Your task - Below is a block of records; please copy all of them exactly.

── Records for this task

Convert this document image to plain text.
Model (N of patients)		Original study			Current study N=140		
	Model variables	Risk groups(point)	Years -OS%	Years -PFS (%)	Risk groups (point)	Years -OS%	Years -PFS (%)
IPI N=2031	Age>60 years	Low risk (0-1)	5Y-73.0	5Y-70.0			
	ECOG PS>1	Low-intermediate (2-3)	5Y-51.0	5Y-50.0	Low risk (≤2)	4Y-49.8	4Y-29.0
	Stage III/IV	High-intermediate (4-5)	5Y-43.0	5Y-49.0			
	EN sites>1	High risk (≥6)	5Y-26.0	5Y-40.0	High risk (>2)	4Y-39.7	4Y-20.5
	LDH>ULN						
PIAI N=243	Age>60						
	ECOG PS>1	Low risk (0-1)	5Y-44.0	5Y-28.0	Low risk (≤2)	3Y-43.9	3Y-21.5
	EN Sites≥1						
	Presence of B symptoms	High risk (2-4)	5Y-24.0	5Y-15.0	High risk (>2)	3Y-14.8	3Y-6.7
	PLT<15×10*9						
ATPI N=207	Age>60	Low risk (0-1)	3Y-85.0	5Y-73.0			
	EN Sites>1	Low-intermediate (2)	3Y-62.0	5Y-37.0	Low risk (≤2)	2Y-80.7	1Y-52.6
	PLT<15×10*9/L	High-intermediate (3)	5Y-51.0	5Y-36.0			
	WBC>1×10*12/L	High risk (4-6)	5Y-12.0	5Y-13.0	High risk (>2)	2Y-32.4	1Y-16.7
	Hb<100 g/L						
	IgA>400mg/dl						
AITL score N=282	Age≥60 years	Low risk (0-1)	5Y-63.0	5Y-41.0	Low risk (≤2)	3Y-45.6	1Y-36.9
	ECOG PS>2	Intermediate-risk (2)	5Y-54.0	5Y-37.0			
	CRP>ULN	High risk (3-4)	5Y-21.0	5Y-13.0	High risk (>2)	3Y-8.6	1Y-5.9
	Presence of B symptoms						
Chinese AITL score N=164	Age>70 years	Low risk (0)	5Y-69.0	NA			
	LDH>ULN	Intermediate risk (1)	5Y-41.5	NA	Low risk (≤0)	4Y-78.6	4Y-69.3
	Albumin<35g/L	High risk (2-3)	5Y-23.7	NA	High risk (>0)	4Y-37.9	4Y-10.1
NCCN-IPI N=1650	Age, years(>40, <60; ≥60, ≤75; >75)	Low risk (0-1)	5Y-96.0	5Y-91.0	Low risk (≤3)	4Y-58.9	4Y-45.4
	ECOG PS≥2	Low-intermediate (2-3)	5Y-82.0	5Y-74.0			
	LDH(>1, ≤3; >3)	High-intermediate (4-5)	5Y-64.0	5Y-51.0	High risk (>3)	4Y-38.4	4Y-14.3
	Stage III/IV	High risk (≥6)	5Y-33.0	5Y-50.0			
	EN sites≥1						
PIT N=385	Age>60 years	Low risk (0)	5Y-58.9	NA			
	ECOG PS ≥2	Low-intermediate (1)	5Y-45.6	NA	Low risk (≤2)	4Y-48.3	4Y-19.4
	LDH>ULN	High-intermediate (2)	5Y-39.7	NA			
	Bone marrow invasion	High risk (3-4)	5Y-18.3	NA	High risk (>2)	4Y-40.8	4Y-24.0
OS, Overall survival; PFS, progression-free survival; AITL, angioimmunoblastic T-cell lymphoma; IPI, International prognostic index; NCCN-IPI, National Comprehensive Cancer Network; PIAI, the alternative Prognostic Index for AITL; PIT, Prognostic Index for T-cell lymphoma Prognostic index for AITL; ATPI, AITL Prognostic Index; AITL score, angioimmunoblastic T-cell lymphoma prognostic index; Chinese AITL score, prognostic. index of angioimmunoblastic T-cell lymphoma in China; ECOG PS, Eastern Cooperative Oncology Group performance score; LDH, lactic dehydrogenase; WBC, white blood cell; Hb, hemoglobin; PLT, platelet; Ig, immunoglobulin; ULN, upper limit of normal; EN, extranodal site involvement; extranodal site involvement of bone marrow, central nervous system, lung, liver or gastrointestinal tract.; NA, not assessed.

────

Reply -
Convert this document image to plain text.
Model (N of patients)		Original study			Current study N=140		
	Model variables	Risk groups(point)	Years -OS%	Years -PFS (%)	Risk groups (point)	Years -OS%	Years -PFS (%)
IPI N=2031	Age>60 years	Low risk (0-1)	5Y-73.0	5Y-70.0			
	ECOG PS>1	Low-intermediate (2-3)	5Y-51.0	5Y-50.0	Low risk (≤2)	4Y-49.8	4Y-29.0
	Stage III/IV	High-intermediate (4-5)	5Y-43.0	5Y-49.0			
	EN sites>1	High risk (≥6)	5Y-26.0	5Y-40.0	High risk (>2)	4Y-39.7	4Y-20.5
	LDH>ULN						
PIAI N=243	Age>60						
	ECOG PS>1	Low risk (0-1)	5Y-44.0	5Y-28.0	Low risk (≤2)	3Y-43.9	3Y-21.5
	EN Sites≥1						
	Presence of B symptoms	High risk (2-4)	5Y-24.0	5Y-15.0	High risk (>2)	3Y-14.8	3Y-6.7
	PLT<15×10*9						
ATPI N=207	Age>60	Low risk (0-1)	3Y-85.0	5Y-73.0			
	EN Sites>1	Low-intermediate (2)	3Y-62.0	5Y-37.0	Low risk (≤2)	2Y-80.7	1Y-52.6
	PLT<15×10*9/L	High-intermediate (3)	5Y-51.0	5Y-36.0			
	WBC>1×10*12/L	High risk (4-6)	5Y-12.0	5Y-13.0	High risk (>2)	2Y-32.4	1Y-16.7
	Hb<100 g/L						
	IgA>400mg/dl						
AITL score N=282	Age≥60 years	Low risk (0-1)	5Y-63.0	5Y-41.0	Low risk (≤2)	3Y-45.6	1Y-36.9
	ECOG PS>2	Intermediate-risk (2)	5Y-54.0	5Y-37.0			
	CRP>ULN	High risk (3-4)	5Y-21.0	5Y-13.0	High risk (>2)	3Y-8.6	1Y-5.9
	Presence of B symptoms						
Chinese AITL score N=164	Age>70 years	Low risk (0)	5Y-69.0	NA			
	LDH>ULN	Intermediate risk (1)	5Y-41.5	NA	Low risk (≤0)	4Y-78.6	4Y-69.3
	Albumin<35g/L	High risk (2-3)	5Y-23.7	NA	High risk (>0)	4Y-37.9	4Y-10.1
NCCN-IPI N=1650	Age, years(>40, <60; ≥60, ≤75; >75)	Low risk (0-1)	5Y-96.0	5Y-91.0	Low risk (≤3)	4Y-58.9	4Y-45.4
	ECOG PS≥2	Low-intermediate (2-3)	5Y-82.0	5Y-74.0			
	LDH(>1, ≤3; >3)	High-intermediate (4-5)	5Y-64.0	5Y-51.0	High risk (>3)	4Y-38.4	4Y-14.3
	Stage III/IV	High risk (≥6)	5Y-33.0	5Y-50.0			
	EN sites≥1						
PIT N=385	Age>60 years	Low risk (0)	5Y-58.9	NA			
	ECOG PS ≥2	Low-intermediate (1)	5Y-45.6	NA	Low risk (≤2)	4Y-48.3	4Y-19.4
	LDH>ULN	High-intermediate (2)	5Y-39.7	NA			
	Bone marrow invasion	High risk (3-4)	5Y-18.3	NA	High risk (>2)	4Y-40.8	4Y-24.0
OS, Overall survival; PFS, progression-free survival; AITL, angioimmunoblastic T-cell lymphoma; IPI, International prognostic index; NCCN-IPI, National Comprehensive Cancer Network; PIAI, the alternative Prognostic Index for AITL; PIT, Prognostic Index for T-cell lymphoma Prognostic index for AITL; ATPI, AITL Prognostic Index; AITL score, angioimmunoblastic T-cell lymphoma prognostic index; Chinese AITL score, prognostic. index of angioimmunoblastic T-cell lymphoma in China; ECOG PS, Eastern Cooperative Oncology Group performance score; LDH, lactic dehydrogenase; WBC, white blood cell; Hb, hemoglobin; PLT, platelet; Ig, immunoglobulin; ULN, upper limit of normal; EN, extranodal site involvement; extranodal site involvement of bone marrow, central nervous system, lung, liver or gastrointestinal tract.; NA, not assessed.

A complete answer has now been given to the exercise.